>> BEGIN
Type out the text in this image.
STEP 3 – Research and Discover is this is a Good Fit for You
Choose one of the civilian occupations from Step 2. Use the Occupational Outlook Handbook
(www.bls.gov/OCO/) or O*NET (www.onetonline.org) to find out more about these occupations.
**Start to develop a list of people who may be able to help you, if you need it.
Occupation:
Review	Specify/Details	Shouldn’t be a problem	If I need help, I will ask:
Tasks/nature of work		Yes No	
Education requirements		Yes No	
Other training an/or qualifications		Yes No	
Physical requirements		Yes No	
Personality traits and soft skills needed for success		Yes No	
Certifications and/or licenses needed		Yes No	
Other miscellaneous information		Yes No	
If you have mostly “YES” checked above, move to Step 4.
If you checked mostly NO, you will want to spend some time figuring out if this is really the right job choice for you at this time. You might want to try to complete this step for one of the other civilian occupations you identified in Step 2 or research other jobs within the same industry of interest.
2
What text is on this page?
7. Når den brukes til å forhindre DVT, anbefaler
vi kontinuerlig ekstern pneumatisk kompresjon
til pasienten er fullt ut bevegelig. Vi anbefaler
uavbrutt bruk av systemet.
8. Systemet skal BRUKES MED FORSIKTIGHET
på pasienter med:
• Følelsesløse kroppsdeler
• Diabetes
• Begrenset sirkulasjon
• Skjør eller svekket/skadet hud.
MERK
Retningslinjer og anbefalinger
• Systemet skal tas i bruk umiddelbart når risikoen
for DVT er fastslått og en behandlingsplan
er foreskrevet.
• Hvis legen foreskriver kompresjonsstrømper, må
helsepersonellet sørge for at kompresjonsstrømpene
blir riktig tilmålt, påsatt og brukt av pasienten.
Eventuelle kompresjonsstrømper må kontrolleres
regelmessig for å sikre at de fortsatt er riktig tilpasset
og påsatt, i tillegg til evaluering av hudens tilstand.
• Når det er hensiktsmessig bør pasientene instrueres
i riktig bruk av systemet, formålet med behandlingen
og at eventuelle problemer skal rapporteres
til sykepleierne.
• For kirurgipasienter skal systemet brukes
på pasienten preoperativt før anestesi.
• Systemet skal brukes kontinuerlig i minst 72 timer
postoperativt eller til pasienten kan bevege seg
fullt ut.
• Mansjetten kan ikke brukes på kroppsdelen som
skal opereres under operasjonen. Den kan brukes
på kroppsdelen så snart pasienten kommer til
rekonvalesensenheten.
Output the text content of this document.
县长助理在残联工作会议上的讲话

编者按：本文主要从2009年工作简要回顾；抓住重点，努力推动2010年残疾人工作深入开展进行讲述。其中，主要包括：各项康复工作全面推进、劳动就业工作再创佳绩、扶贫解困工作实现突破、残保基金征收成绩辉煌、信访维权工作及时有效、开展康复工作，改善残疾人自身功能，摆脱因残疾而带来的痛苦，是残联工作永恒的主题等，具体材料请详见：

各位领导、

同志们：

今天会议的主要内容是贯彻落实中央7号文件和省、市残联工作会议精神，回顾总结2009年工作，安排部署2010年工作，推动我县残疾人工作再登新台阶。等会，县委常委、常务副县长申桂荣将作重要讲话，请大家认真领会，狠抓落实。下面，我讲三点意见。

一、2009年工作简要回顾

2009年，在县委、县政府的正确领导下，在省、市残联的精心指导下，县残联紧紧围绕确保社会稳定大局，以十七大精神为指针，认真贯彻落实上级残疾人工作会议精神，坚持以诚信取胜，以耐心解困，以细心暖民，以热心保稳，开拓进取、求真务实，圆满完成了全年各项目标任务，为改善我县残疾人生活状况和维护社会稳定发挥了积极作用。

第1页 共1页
>> END
DIRECTIONS FOR THIS TASK:
Set down the listing in full, keeping every word exactly as it is.

RESPONSE TO THE TASK:
Type out the text in this image.
STEP 3 – Research and Discover is this is a Good Fit for You
Choose one of the civilian occupations from Step 2. Use the Occupational Outlook Handbook
(www.bls.gov/OCO/) or O*NET (www.onetonline.org) to find out more about these occupations.
**Start to develop a list of people who may be able to help you, if you need it.
Occupation:
Review	Specify/Details	Shouldn’t be a problem	If I need help, I will ask:
Tasks/nature of work		Yes No	
Education requirements		Yes No	
Other training an/or qualifications		Yes No	
Physical requirements		Yes No	
Personality traits and soft skills needed for success		Yes No	
Certifications and/or licenses needed		Yes No	
Other miscellaneous information		Yes No	
If you have mostly “YES” checked above, move to Step 4.
If you checked mostly NO, you will want to spend some time figuring out if this is really the right job choice for you at this time. You might want to try to complete this step for one of the other civilian occupations you identified in Step 2 or research other jobs within the same industry of interest.
2
What text is on this page?
7. Når den brukes til å forhindre DVT, anbefaler
vi kontinuerlig ekstern pneumatisk kompresjon
til pasienten er fullt ut bevegelig. Vi anbefaler
uavbrutt bruk av systemet.
8. Systemet skal BRUKES MED FORSIKTIGHET
på pasienter med:
• Følelsesløse kroppsdeler
• Diabetes
• Begrenset sirkulasjon
• Skjør eller svekket/skadet hud.
MERK
Retningslinjer og anbefalinger
• Systemet skal tas i bruk umiddelbart når risikoen
for DVT er fastslått og en behandlingsplan
er foreskrevet.
• Hvis legen foreskriver kompresjonsstrømper, må
helsepersonellet sørge for at kompresjonsstrømpene
blir riktig tilmålt, påsatt og brukt av pasienten.
Eventuelle kompresjonsstrømper må kontrolleres
regelmessig for å sikre at de fortsatt er riktig tilpasset
og påsatt, i tillegg til evaluering av hudens tilstand.
• Når det er hensiktsmessig bør pasientene instrueres
i riktig bruk av systemet, formålet med behandlingen
og at eventuelle problemer skal rapporteres
til sykepleierne.
• For kirurgipasienter skal systemet brukes
på pasienten preoperativt før anestesi.
• Systemet skal brukes kontinuerlig i minst 72 timer
postoperativt eller til pasienten kan bevege seg
fullt ut.
• Mansjetten kan ikke brukes på kroppsdelen som
skal opereres under operasjonen. Den kan brukes
på kroppsdelen så snart pasienten kommer til
rekonvalesensenheten.
Output the text content of this document.
县长助理在残联工作会议上的讲话

编者按：本文主要从2009年工作简要回顾；抓住重点，努力推动2010年残疾人工作深入开展进行讲述。其中，主要包括：各项康复工作全面推进、劳动就业工作再创佳绩、扶贫解困工作实现突破、残保基金征收成绩辉煌、信访维权工作及时有效、开展康复工作，改善残疾人自身功能，摆脱因残疾而带来的痛苦，是残联工作永恒的主题等，具体材料请详见：

各位领导、

同志们：

今天会议的主要内容是贯彻落实中央7号文件和省、市残联工作会议精神，回顾总结2009年工作，安排部署2010年工作，推动我县残疾人工作再登新台阶。等会，县委常委、常务副县长申桂荣将作重要讲话，请大家认真领会，狠抓落实。下面，我讲三点意见。

一、2009年工作简要回顾

2009年，在县委、县政府的正确领导下，在省、市残联的精心指导下，县残联紧紧围绕确保社会稳定大局，以十七大精神为指针，认真贯彻落实上级残疾人工作会议精神，坚持以诚信取胜，以耐心解困，以细心暖民，以热心保稳，开拓进取、求真务实，圆满完成了全年各项目标任务，为改善我县残疾人生活状况和维护社会稳定发挥了积极作用。

第1页 共1页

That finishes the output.